■ Data records:
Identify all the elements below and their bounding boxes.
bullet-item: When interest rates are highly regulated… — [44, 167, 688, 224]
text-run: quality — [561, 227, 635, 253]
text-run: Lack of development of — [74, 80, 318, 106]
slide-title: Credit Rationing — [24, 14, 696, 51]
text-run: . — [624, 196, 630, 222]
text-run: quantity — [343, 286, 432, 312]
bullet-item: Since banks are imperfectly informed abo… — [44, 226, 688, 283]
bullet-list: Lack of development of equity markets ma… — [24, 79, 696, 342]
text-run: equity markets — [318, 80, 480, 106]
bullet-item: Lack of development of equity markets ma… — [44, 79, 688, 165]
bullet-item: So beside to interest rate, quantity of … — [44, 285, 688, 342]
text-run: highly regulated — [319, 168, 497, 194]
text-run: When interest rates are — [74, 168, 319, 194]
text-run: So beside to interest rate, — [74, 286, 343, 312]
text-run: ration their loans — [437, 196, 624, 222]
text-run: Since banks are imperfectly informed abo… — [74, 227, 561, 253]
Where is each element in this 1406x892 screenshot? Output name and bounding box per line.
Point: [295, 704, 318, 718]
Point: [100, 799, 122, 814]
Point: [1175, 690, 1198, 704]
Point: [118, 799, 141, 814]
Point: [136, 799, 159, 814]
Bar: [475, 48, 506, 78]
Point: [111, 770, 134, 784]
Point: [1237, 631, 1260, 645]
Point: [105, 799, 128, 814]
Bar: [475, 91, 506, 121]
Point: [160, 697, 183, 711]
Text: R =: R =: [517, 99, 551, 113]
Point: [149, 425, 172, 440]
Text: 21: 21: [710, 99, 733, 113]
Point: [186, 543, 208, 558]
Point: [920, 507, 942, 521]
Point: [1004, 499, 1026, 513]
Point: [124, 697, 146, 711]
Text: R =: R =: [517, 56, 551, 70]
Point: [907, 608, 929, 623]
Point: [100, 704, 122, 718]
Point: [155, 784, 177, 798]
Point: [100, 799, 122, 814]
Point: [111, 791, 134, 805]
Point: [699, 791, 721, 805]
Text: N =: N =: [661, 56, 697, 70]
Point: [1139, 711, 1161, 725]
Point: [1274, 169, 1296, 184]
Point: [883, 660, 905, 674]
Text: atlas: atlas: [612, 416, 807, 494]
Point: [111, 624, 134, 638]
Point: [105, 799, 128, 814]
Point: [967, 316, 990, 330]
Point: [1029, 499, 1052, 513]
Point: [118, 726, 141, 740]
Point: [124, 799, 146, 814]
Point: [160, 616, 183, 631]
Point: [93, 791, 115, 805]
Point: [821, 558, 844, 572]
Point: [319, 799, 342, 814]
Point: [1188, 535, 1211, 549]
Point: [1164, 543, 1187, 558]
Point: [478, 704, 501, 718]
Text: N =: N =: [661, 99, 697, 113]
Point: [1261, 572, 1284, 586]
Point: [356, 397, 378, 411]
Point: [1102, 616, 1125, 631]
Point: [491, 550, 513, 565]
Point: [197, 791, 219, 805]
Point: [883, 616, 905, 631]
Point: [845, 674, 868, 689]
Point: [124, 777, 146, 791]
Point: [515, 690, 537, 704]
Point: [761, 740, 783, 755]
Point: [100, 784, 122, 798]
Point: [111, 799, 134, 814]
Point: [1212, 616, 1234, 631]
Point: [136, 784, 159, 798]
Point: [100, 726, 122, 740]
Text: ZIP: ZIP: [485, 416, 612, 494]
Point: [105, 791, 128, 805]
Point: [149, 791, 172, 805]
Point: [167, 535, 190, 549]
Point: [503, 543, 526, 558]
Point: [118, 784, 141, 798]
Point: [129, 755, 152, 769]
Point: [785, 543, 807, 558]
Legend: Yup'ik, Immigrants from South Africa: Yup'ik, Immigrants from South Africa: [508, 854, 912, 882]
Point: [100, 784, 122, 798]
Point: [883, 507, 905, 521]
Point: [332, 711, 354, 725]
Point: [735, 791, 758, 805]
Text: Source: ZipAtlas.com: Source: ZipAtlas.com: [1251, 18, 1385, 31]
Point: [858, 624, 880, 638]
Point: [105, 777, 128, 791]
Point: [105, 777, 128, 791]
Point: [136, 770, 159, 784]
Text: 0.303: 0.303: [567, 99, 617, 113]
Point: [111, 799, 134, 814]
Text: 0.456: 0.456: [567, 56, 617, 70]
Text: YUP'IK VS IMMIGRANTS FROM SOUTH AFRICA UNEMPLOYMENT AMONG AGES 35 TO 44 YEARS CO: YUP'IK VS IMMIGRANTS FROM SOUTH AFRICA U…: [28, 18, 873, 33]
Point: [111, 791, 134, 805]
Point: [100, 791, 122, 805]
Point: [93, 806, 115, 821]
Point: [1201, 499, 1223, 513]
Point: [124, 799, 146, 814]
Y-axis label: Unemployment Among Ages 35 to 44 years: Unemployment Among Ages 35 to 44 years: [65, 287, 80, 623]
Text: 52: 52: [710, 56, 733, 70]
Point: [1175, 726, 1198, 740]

■ Written exercise: Select and copy every line of the items above that contains the word "highly", treating uppercase and lowercase letters as different.

■ Expected answer:
bullet-item: When interest rates are highly regulated… — [44, 167, 688, 224]
text-run: highly regulated — [319, 168, 497, 194]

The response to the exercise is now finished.